### Your objective
In the listing below, find every line containing "text" and copy it out.
+++++
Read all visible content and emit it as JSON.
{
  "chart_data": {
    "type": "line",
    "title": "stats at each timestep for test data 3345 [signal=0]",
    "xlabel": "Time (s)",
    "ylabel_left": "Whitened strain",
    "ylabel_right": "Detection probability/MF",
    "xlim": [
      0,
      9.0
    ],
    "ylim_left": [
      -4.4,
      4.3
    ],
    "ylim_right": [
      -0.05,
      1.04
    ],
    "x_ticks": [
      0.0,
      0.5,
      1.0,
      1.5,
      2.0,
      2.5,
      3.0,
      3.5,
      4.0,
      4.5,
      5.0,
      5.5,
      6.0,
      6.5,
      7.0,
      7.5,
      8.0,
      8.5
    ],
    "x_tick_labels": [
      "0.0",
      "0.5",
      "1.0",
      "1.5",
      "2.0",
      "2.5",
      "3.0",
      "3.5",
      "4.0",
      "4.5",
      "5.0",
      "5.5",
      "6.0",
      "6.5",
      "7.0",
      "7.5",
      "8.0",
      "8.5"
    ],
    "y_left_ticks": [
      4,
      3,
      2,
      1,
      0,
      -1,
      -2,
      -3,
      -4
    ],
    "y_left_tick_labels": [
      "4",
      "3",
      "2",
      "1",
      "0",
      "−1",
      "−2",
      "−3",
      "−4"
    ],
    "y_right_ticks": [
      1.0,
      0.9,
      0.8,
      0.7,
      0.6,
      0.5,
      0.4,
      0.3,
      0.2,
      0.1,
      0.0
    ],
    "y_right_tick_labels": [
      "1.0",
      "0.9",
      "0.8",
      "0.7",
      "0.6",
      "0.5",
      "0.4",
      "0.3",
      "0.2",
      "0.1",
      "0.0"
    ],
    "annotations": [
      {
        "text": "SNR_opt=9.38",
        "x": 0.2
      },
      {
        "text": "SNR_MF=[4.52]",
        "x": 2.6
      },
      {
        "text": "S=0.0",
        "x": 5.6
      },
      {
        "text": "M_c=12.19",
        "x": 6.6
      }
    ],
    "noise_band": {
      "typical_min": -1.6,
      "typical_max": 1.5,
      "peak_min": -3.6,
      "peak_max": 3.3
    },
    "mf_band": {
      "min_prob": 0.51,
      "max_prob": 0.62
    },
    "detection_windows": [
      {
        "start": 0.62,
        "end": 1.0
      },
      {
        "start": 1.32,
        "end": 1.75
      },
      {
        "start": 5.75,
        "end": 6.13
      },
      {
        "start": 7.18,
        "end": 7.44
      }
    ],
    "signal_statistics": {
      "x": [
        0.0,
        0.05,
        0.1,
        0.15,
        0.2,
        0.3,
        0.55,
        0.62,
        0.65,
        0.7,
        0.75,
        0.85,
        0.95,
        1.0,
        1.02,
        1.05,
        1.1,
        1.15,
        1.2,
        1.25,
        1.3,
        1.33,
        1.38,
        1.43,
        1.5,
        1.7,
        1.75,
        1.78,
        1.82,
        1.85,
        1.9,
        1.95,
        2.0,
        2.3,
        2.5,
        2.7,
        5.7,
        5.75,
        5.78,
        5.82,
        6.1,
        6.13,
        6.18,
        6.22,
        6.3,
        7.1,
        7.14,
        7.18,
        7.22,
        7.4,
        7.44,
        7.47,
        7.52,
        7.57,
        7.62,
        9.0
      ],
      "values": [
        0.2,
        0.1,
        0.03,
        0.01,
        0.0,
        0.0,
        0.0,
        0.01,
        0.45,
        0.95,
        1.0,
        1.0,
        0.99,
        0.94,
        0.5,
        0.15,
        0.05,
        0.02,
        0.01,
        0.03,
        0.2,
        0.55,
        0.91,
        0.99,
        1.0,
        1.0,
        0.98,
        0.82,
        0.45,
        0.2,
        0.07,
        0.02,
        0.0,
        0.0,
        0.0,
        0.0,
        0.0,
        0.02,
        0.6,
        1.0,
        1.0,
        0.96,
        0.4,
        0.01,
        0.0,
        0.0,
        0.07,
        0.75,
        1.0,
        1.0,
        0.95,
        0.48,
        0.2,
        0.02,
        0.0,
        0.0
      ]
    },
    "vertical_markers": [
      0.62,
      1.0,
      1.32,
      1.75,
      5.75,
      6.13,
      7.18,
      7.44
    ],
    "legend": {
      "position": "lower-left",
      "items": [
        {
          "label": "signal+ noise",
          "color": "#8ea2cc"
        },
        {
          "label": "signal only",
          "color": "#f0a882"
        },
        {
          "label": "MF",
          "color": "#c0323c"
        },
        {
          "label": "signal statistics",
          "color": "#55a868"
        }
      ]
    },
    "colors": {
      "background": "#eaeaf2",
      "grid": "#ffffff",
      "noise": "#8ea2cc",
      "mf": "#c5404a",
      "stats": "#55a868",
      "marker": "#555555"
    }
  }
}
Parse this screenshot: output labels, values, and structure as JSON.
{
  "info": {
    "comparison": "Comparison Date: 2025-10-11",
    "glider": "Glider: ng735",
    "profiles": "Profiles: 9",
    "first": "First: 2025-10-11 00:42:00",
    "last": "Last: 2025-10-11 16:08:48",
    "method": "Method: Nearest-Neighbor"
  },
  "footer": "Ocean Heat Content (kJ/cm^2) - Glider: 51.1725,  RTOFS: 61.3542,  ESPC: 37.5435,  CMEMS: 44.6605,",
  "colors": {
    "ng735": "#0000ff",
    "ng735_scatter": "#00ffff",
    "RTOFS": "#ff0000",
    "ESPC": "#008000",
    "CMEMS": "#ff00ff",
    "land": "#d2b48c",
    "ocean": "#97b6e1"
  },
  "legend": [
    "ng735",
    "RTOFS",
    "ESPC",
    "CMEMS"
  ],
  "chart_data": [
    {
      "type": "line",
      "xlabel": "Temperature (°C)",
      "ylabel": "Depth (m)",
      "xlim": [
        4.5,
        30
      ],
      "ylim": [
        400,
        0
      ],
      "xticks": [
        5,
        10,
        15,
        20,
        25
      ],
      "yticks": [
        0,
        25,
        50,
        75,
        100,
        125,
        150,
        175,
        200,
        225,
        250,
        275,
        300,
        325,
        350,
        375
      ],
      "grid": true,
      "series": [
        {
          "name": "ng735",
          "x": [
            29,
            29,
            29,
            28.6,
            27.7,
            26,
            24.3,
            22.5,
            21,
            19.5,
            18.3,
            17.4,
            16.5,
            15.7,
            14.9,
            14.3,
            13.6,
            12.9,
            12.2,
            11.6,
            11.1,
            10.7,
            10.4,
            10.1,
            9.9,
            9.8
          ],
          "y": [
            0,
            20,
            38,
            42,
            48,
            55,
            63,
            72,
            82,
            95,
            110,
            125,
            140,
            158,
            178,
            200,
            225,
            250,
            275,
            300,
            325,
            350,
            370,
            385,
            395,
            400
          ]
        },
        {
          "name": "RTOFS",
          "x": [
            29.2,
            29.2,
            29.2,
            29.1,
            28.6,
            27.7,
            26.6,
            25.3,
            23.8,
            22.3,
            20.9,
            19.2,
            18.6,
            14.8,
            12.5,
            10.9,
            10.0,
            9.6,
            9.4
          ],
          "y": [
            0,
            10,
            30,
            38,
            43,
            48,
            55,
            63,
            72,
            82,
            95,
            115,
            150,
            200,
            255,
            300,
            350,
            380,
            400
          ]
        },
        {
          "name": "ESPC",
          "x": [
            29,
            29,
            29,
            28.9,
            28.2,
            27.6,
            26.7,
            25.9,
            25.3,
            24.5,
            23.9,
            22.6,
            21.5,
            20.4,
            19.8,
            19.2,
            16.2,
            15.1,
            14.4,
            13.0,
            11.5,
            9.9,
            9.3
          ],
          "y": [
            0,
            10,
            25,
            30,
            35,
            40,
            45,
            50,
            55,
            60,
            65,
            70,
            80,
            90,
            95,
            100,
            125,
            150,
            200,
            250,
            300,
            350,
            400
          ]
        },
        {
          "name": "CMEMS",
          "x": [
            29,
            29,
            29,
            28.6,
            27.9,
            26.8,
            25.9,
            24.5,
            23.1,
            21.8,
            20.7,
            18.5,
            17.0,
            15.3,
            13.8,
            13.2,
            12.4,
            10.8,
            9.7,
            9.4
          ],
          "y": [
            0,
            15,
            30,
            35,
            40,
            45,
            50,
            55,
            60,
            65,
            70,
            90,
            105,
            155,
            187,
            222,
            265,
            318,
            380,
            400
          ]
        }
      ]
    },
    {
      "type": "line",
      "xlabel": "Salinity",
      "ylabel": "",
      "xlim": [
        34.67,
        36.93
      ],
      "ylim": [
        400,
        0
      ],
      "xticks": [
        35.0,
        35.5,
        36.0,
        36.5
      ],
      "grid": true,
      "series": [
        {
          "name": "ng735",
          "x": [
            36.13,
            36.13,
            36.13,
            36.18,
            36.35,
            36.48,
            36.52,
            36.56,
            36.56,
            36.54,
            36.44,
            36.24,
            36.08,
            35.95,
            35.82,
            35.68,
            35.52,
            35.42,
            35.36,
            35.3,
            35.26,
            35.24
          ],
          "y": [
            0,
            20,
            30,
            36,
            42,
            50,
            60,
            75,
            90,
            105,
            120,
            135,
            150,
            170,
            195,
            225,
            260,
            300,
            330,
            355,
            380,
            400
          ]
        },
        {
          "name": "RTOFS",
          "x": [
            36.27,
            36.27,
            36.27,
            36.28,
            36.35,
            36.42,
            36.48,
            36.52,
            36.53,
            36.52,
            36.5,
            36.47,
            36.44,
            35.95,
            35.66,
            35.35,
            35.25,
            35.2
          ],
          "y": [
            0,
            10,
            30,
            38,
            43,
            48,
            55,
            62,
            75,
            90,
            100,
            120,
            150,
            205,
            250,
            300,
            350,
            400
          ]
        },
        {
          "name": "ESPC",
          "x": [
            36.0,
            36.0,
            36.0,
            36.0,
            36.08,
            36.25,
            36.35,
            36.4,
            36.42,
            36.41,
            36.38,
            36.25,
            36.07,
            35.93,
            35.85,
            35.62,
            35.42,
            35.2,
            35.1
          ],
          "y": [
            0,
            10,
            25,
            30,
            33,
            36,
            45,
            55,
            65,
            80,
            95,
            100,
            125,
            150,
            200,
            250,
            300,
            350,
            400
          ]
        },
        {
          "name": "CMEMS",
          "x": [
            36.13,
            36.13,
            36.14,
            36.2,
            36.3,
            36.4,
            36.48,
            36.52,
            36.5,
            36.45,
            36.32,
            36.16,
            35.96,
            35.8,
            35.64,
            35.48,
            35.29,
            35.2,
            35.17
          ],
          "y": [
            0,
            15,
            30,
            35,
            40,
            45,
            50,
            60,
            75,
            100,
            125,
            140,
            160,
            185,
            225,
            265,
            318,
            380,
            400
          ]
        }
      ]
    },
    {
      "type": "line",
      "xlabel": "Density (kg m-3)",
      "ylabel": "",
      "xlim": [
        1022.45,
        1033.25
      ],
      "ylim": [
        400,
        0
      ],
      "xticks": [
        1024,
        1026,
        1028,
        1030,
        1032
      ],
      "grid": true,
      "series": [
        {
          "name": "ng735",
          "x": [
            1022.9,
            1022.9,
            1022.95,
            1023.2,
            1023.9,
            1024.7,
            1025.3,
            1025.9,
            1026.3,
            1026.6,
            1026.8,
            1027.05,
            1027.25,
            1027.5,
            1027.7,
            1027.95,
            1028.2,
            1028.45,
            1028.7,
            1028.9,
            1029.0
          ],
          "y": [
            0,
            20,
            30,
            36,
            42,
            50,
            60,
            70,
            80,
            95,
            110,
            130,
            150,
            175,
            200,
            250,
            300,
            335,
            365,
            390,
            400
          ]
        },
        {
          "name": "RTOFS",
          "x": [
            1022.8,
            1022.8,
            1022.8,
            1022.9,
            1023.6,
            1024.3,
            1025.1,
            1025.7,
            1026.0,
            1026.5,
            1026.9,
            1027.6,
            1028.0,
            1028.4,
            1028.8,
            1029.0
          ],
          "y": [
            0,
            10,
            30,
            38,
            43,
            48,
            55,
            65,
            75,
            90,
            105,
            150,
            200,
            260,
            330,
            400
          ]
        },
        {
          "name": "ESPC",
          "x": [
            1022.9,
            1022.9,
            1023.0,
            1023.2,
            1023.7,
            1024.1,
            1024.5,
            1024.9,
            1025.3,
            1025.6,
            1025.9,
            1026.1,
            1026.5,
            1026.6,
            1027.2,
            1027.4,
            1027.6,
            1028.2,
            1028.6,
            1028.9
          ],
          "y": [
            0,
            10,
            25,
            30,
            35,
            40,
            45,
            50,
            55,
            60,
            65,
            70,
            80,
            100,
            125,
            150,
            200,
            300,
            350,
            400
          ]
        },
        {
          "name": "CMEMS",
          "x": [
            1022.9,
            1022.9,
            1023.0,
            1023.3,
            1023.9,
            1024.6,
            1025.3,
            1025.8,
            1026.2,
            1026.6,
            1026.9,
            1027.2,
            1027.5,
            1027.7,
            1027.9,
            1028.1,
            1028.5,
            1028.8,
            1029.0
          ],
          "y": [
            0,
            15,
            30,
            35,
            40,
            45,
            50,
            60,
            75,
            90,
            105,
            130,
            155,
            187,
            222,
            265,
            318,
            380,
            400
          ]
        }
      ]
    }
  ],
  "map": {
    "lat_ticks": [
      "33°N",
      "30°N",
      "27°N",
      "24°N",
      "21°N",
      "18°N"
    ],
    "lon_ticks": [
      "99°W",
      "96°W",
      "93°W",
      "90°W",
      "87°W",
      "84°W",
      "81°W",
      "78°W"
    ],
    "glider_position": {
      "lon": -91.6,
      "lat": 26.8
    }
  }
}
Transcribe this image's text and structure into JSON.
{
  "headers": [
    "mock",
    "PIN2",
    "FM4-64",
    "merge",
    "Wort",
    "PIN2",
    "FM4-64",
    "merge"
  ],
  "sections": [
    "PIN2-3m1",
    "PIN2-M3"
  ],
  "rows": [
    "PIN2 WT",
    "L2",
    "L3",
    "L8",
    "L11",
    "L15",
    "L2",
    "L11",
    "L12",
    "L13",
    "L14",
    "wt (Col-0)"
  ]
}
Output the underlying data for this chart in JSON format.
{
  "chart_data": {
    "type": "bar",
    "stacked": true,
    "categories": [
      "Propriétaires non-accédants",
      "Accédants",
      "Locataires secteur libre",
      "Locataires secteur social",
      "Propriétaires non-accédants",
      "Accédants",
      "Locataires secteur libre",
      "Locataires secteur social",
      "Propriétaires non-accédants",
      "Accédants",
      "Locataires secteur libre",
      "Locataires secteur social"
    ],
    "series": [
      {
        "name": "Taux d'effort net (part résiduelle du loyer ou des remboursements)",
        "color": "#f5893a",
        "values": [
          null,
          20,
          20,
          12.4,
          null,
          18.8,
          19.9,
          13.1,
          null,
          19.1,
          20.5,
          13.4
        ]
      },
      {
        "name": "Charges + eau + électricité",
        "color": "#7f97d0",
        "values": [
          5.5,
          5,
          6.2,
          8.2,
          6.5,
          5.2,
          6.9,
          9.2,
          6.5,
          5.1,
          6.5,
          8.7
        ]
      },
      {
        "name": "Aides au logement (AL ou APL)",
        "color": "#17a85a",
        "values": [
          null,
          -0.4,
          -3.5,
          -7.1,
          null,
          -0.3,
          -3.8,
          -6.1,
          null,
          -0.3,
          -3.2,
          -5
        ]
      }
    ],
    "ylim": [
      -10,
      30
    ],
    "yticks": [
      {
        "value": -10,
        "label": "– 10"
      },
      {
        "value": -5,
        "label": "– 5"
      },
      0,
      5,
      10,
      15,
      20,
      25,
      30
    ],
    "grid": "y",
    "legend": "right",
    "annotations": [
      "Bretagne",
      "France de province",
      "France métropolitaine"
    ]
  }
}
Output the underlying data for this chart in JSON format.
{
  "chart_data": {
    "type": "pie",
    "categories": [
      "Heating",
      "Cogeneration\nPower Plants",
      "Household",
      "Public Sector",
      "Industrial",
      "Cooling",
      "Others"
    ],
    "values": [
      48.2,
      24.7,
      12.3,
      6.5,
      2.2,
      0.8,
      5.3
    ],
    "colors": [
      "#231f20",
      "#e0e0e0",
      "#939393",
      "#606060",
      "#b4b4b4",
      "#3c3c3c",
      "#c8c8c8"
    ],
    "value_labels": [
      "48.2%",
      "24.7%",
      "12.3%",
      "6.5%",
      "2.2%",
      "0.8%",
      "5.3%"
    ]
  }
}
+++++
### Exercise answer
        "text": "SNR_opt=9.38",
        "text": "SNR_MF=[4.52]",
        "text": "S=0.0",
        "text": "M_c=12.19",
Transcribe this image's text and structure into JSON.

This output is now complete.